Task details: Report the count of lines below that include "пособие", without any other text.

━━━━━━━━━━

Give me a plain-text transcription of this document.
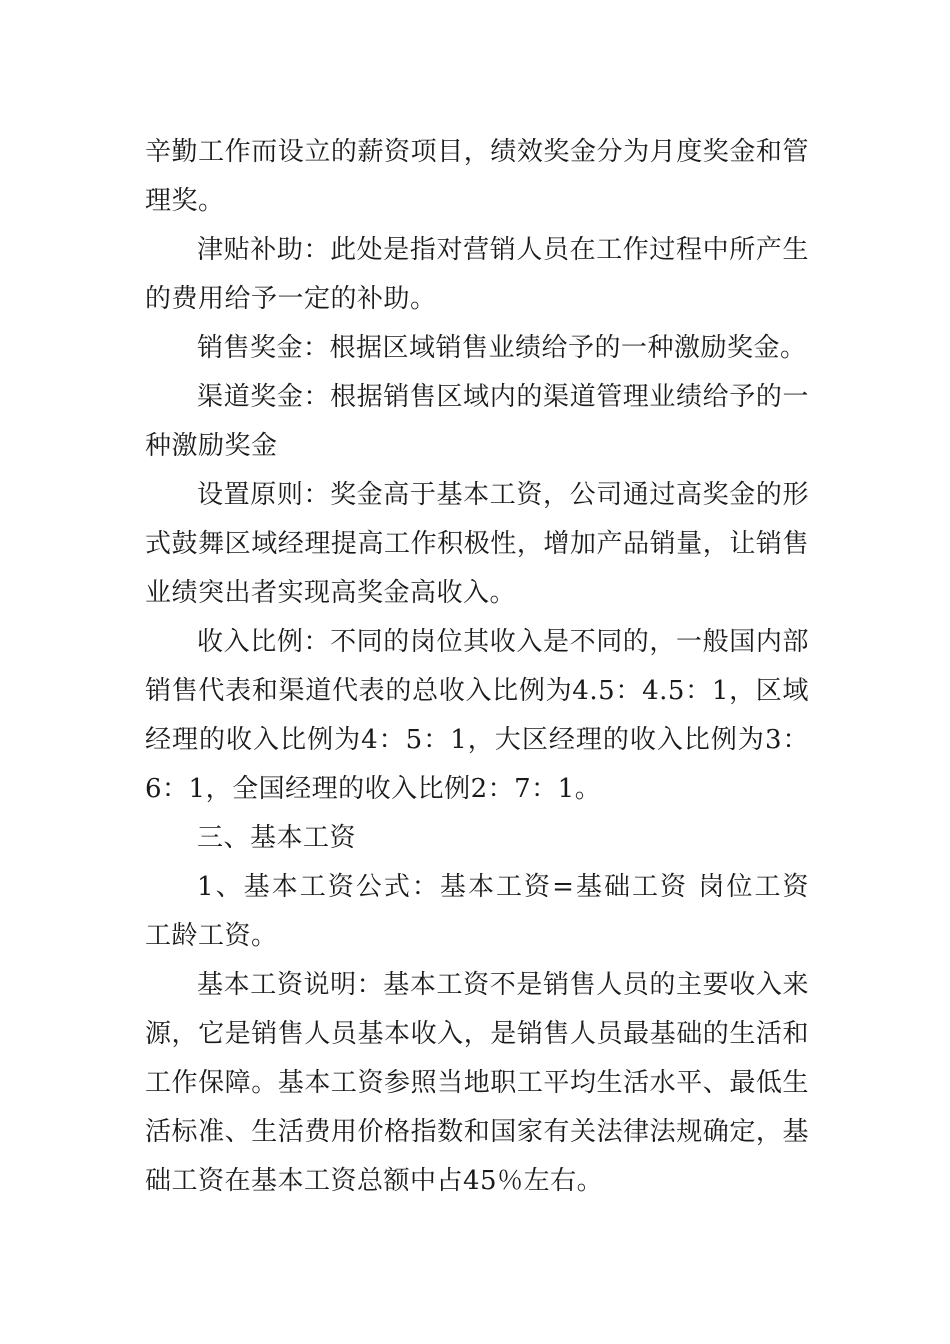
辛勤工作而设立的薪资项目，绩效奖金分为月度奖金和管理奖。

津贴补助：此处是指对营销人员在工作过程中所产生的费用给予一定的补助。

销售奖金：根据区域销售业绩给予的一种激励奖金。

渠道奖金：根据销售区域内的渠道管理业绩给予的一种激励奖金

设置原则：奖金高于基本工资，公司通过高奖金的形式鼓舞区域经理提高工作积极性，增加产品销量，让销售业绩突出者实现高奖金高收入。

收入比例：不同的岗位其收入是不同的，一般国内部销售代表和渠道代表的总收入比例为4.5：4.5：1，区域经理的收入比例为4：5：1，大区经理的收入比例为3：6：1，全国经理的收入比例2：7：1。

三、基本工资

1、基本工资公式：基本工资=基础工资 岗位工资 工龄工资。

基本工资说明：基本工资不是销售人员的主要收入来源，它是销售人员基本收入，是销售人员最基础的生活和工作保障。基本工资参照当地职工平均生活水平、最低生活标准、生活费用价格指数和国家有关法律法规确定，基础工资在基本工资总额中占45％左右。
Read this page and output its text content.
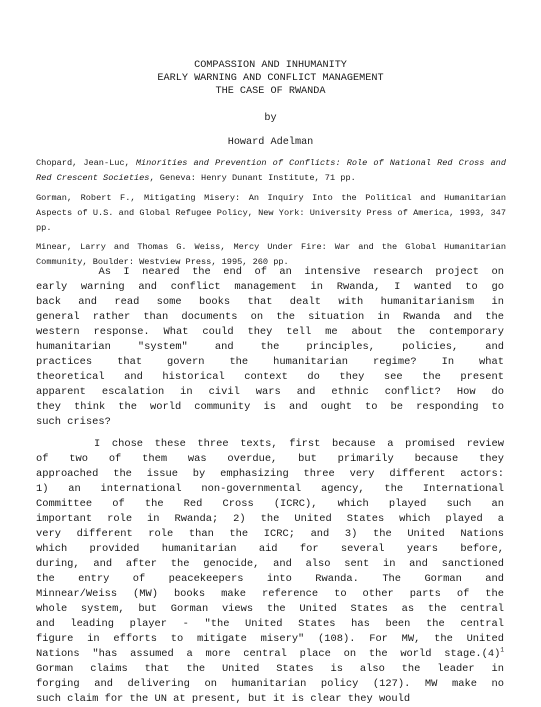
COMPASSION AND INHUMANITY
EARLY WARNING AND CONFLICT MANAGEMENT
THE CASE OF RWANDA
by
Howard Adelman
Chopard, Jean-Luc, Minorities and Prevention of Conflicts: Role of National Red Cross and Red Crescent Societies, Geneva: Henry Dunant Institute, 71 pp.
Gorman, Robert F., Mitigating Misery: An Inquiry Into the Political and Humanitarian Aspects of U.S. and Global Refugee Policy, New York: University Press of America, 1993, 347 pp.
Minear, Larry and Thomas G. Weiss, Mercy Under Fire: War and the Global Humanitarian Community, Boulder: Westview Press, 1995, 260 pp.
As I neared the end of an intensive research project on
early warning and conflict management in Rwanda, I wanted to go
back and read some books that dealt with humanitarianism in
general rather than documents on the situation in Rwanda and the
western response. What could they tell me about the contemporary
humanitarian "system" and the principles, policies, and
practices that govern the humanitarian regime? In what
theoretical and historical context do they see the present
apparent escalation in civil wars and ethnic conflict? How do
they think the world community is and ought to be responding to
such crises?
I chose these three texts, first because a promised review
of two of them was overdue, but primarily because they
approached the issue by emphasizing three very different actors:
1) an international non-governmental agency, the International
Committee of the Red Cross (ICRC), which played such an
important role in Rwanda; 2) the United States which played a
very different role than the ICRC; and 3) the United Nations
which provided humanitarian aid for several years before,
during, and after the genocide, and also sent in and sanctioned
the entry of peacekeepers into Rwanda. The Gorman and
Minnear/Weiss (MW) books make reference to other parts of the
whole system, but Gorman views the United States as the central
and leading player - "the United States has been the central
figure in efforts to mitigate misery" (108). For MW, the United
Nations "has assumed a more central place on the world $stage.(4)^1$
Gorman claims that the United States is also the leader in
forging and delivering on humanitarian policy (127). MW make no
such claim for the UN at present, but it is clear they would
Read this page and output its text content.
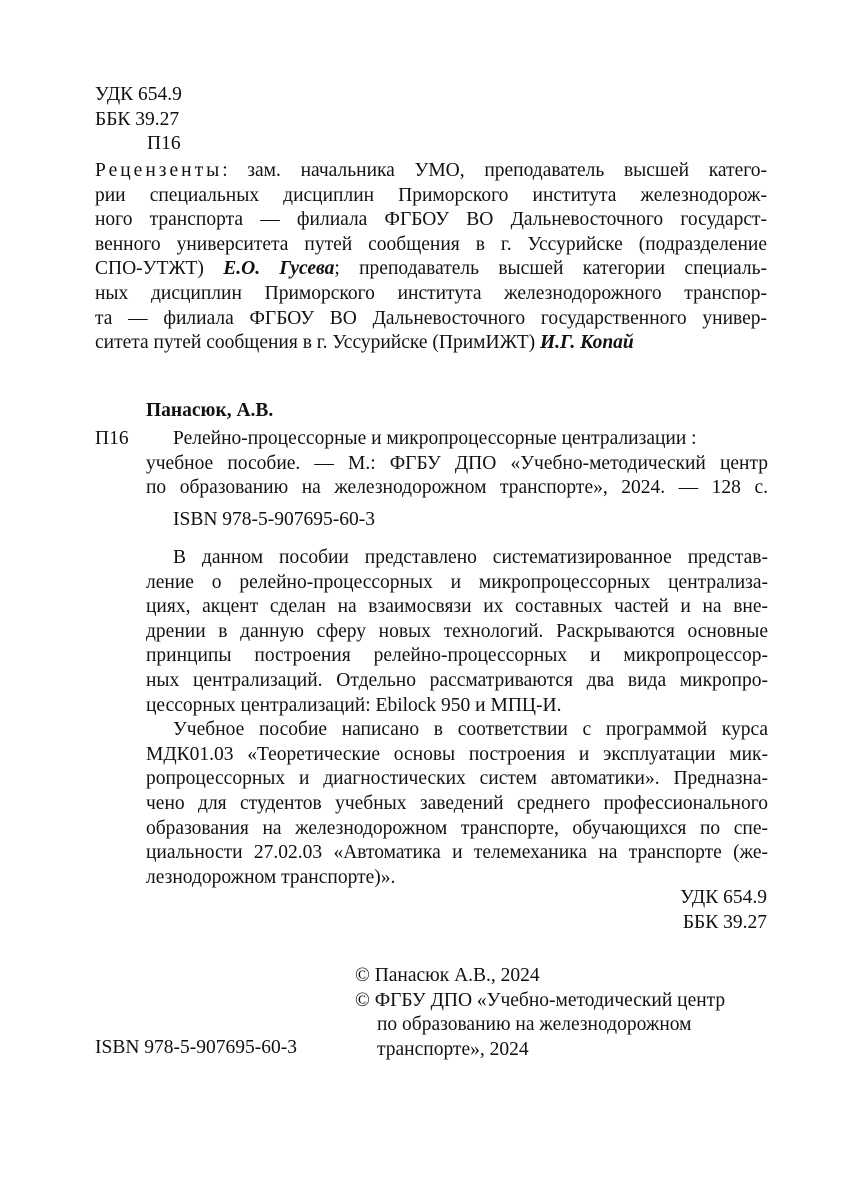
УДК 654.9
ББК 39.27
П16
Рецензенты: зам. начальника УМО, преподаватель высшей катего-
рии специальных дисциплин Приморского института железнодорож-
ного транспорта — филиала ФГБОУ ВО Дальневосточного государст-
венного университета путей сообщения в г. Уссурийске (подразделение
СПО-УТЖТ) Е.О. Гусева; преподаватель высшей категории специаль-
ных дисциплин Приморского института железнодорожного транспор-
та — филиала ФГБОУ ВО Дальневосточного государственного универ-
ситета путей сообщения в г. Уссурийске (ПримИЖТ) И.Г. Копай
Панасюк, А.В.
П16	Релейно-процессорные и микропроцессорные централизации :
учебное пособие. — М.: ФГБУ ДПО «Учебно-методический центр
по образованию на железнодорожном транспорте», 2024. — 128 с.
ISBN 978-5-907695-60-3
В данном пособии представлено систематизированное представ-
ление о релейно-процессорных и микропроцессорных централиза-
циях, акцент сделан на взаимосвязи их составных частей и на вне-
дрении в данную сферу новых технологий. Раскрываются основные
принципы построения релейно-процессорных и микропроцессор-
ных централизаций. Отдельно рассматриваются два вида микропро-
цессорных централизаций: Ebilock 950 и МПЦ-И.
Учебное пособие написано в соответствии с программой курса
МДК01.03 «Теоретические основы построения и эксплуатации мик-
ропроцессорных и диагностических систем автоматики». Предназна-
чено для студентов учебных заведений среднего профессионального
образования на железнодорожном транспорте, обучающихся по спе-
циальности 27.02.03 «Автоматика и телемеханика на транспорте (же-
лезнодорожном транспорте)».
УДК 654.9
ББК 39.27
© Панасюк А.В., 2024
© ФГБУ ДПО «Учебно-методический центр
по образованию на железнодорожном
транспорте», 2024
ISBN 978-5-907695-60-3
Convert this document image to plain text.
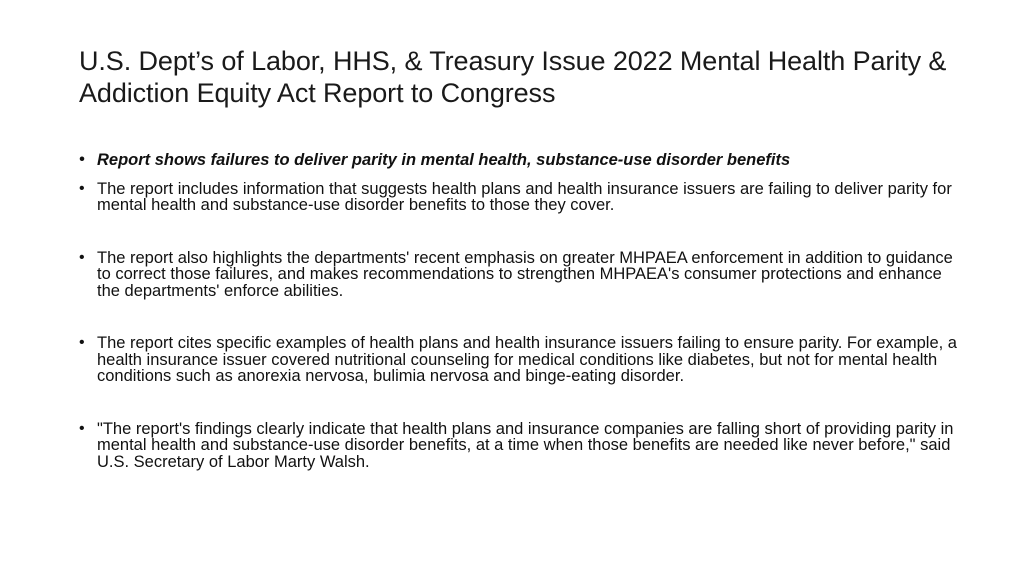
U.S. Dept’s of Labor, HHS, & Treasury Issue 2022 Mental Health Parity & Addiction Equity Act Report to Congress
• Report shows failures to deliver parity in mental health, substance-use disorder benefits
• The report includes information that suggests health plans and health insurance issuers are failing to deliver parity for mental health and substance-use disorder benefits to those they cover.
• The report also highlights the departments' recent emphasis on greater MHPAEA enforcement in addition to guidance to correct those failures, and makes recommendations to strengthen MHPAEA's consumer protections and enhance the departments' enforce abilities.
• The report cites specific examples of health plans and health insurance issuers failing to ensure parity. For example, a health insurance issuer covered nutritional counseling for medical conditions like diabetes, but not for mental health conditions such as anorexia nervosa, bulimia nervosa and binge-eating disorder.
• "The report's findings clearly indicate that health plans and insurance companies are falling short of providing parity in mental health and substance-use disorder benefits, at a time when those benefits are needed like never before," said U.S. Secretary of Labor Marty Walsh.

━━━━━━━━━━

Output: 2